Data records
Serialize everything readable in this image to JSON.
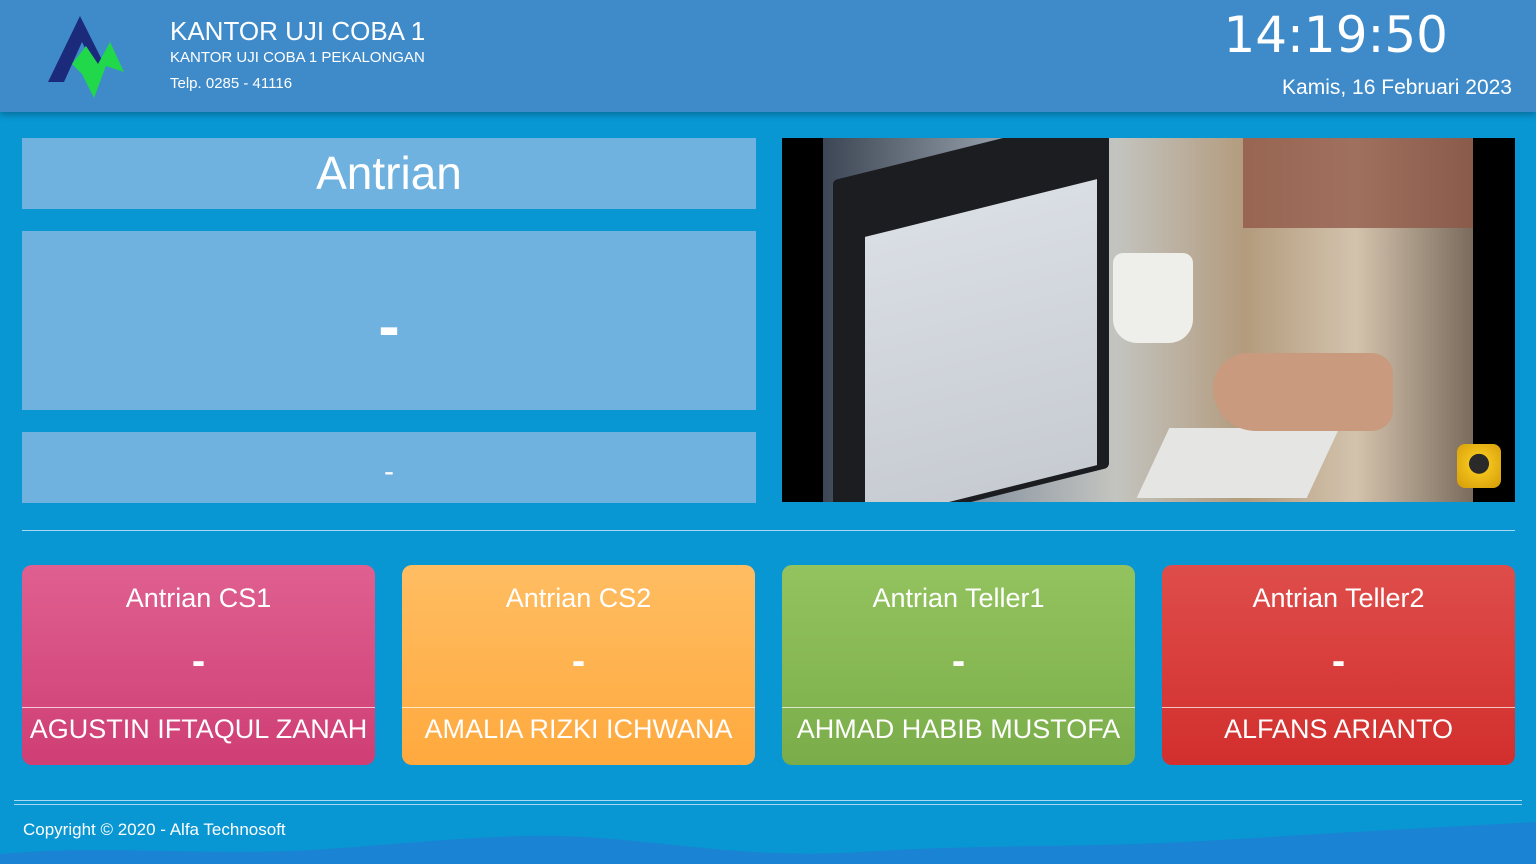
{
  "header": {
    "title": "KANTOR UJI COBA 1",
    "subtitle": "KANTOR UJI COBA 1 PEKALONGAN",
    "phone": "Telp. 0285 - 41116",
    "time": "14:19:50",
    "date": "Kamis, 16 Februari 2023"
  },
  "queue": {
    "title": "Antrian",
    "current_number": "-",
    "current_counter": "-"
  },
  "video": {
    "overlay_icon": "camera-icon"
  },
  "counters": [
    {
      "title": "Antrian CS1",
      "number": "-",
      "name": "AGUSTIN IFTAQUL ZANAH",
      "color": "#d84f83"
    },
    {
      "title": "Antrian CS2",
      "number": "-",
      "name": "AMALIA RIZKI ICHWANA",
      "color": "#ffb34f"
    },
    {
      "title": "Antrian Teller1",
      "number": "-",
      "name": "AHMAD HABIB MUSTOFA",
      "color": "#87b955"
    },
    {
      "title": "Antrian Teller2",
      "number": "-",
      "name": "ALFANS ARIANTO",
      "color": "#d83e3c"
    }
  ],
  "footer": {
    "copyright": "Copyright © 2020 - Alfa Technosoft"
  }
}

Objective
Look above for lines with the word "COBA" and copy them all.

The result
    "title": "KANTOR UJI COBA 1",
    "subtitle": "KANTOR UJI COBA 1 PEKALONGAN",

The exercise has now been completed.